Given request.
Review the lines that follow and copy each one that contains the word "icon".

Collected data entries:
** Start **
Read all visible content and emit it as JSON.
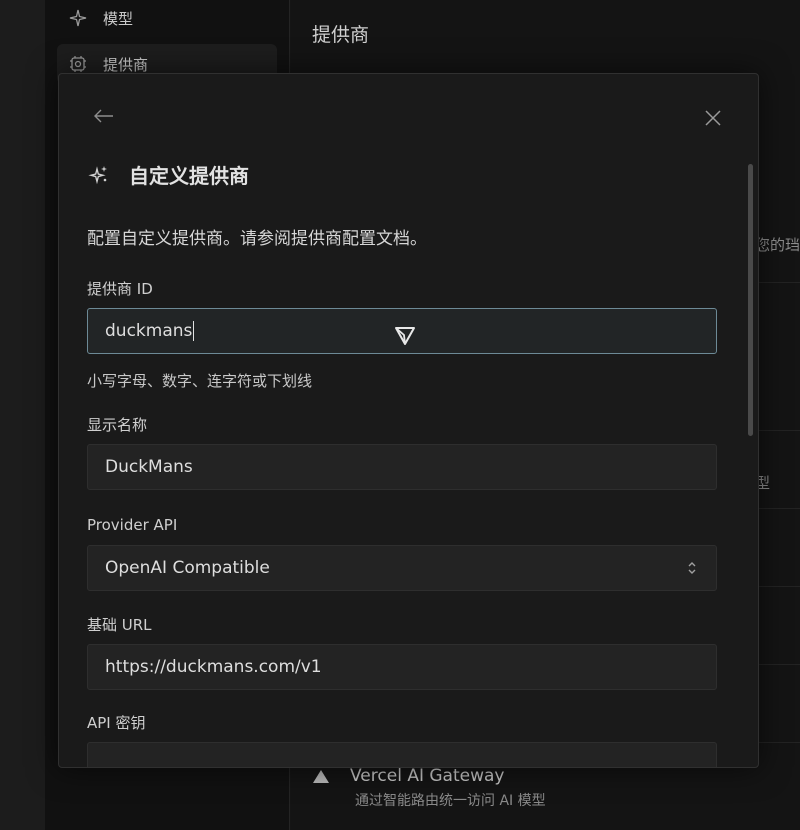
{
  "sidebar": {
    "items": [
      {
        "label": "模型",
        "icon": "sparkle-icon"
      },
      {
        "label": "提供商",
        "icon": "provider-chip-icon"
      }
    ]
  },
  "main": {
    "title": "提供商",
    "edge_text_1": "您的珰",
    "edge_text_2": "型",
    "vercel": {
      "name": "Vercel AI Gateway",
      "description": "通过智能路由统一访问 AI 模型"
    }
  },
  "modal": {
    "title": "自定义提供商",
    "description": "配置自定义提供商。请参阅提供商配置文档。",
    "fields": {
      "provider_id": {
        "label": "提供商 ID",
        "value": "duckmans",
        "help": "小写字母、数字、连字符或下划线"
      },
      "display_name": {
        "label": "显示名称",
        "value": "DuckMans"
      },
      "provider_api": {
        "label": "Provider API",
        "value": "OpenAI Compatible"
      },
      "base_url": {
        "label": "基础 URL",
        "value": "https://duckmans.com/v1"
      },
      "api_key": {
        "label": "API 密钥",
        "value": "•••••••••••"
      }
    }
  },
  "colors": {
    "background": "#151515",
    "modal": "#1a1a1a",
    "input": "#232323",
    "focus_border": "#6d8a96"
  }
}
** End **
Solution for this exercise.
        "icon": "sparkle-icon"
        "icon": "provider-chip-icon"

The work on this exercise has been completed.